— start of Dataset extract —
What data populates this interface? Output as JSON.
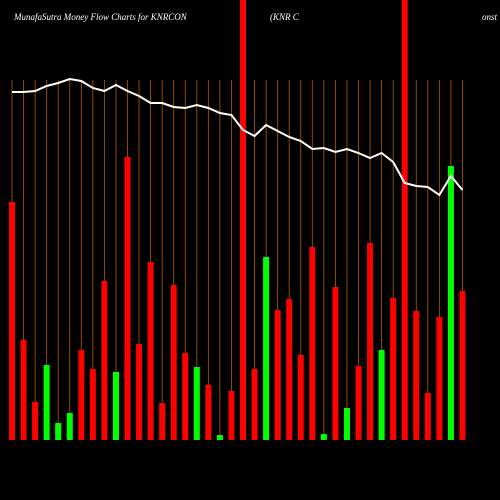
{
  "chart_data": {
    "type": "bar",
    "title": "MunafaSutra  Money Flow  Charts for KNRCON",
    "subtitle": "(KNR C",
    "subtitle_tail": "onst",
    "series": [
      {
        "name": "Money Flow",
        "values": [
          238,
          100,
          38,
          75,
          17,
          27,
          90,
          71,
          159,
          68,
          283,
          96,
          178,
          37,
          155,
          87,
          73,
          55,
          5,
          49,
          500,
          71,
          183,
          130,
          141,
          85,
          193,
          6,
          153,
          32,
          74,
          197,
          90,
          142,
          500,
          129,
          47,
          123,
          274,
          149
        ],
        "colors": [
          "#ff0000",
          "#ff0000",
          "#ff0000",
          "#00ff00",
          "#00ff00",
          "#00ff00",
          "#ff0000",
          "#ff0000",
          "#ff0000",
          "#00ff00",
          "#ff0000",
          "#ff0000",
          "#ff0000",
          "#ff0000",
          "#ff0000",
          "#ff0000",
          "#00ff00",
          "#ff0000",
          "#00ff00",
          "#ff0000",
          "#ff0000",
          "#ff0000",
          "#00ff00",
          "#ff0000",
          "#ff0000",
          "#ff0000",
          "#ff0000",
          "#00ff00",
          "#ff0000",
          "#00ff00",
          "#ff0000",
          "#ff0000",
          "#00ff00",
          "#ff0000",
          "#ff0000",
          "#ff0000",
          "#ff0000",
          "#ff0000",
          "#00ff00",
          "#ff0000"
        ]
      },
      {
        "name": "Price",
        "color": "#ffffff",
        "values": [
          348,
          348,
          349,
          354,
          357,
          361,
          359,
          352,
          349,
          355,
          349,
          344,
          337,
          337,
          333,
          332,
          335,
          332,
          327,
          325,
          310,
          304,
          315,
          309,
          303,
          299,
          291,
          292,
          288,
          291,
          287,
          282,
          287,
          278,
          257,
          254,
          253,
          245,
          264,
          250
        ]
      }
    ],
    "grid_color": "#b35a00"
  }
}
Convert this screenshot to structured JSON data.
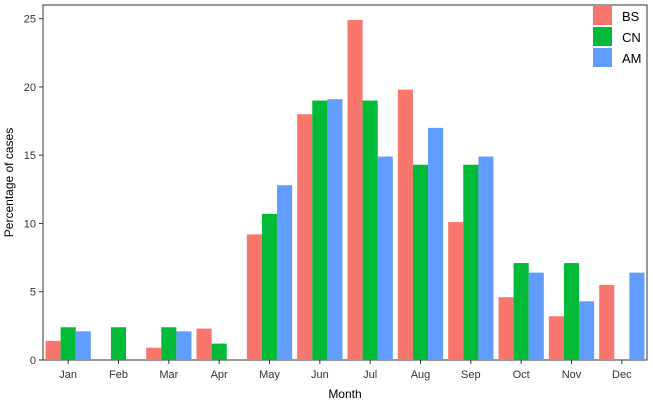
— end of Dataset extract —
**To be done**
Copy out each line in the preceding records that contains "Money".

**Result for this exercise**
    "title": "MunafaSutra  Money Flow  Charts for KNRCON",
        "name": "Money Flow",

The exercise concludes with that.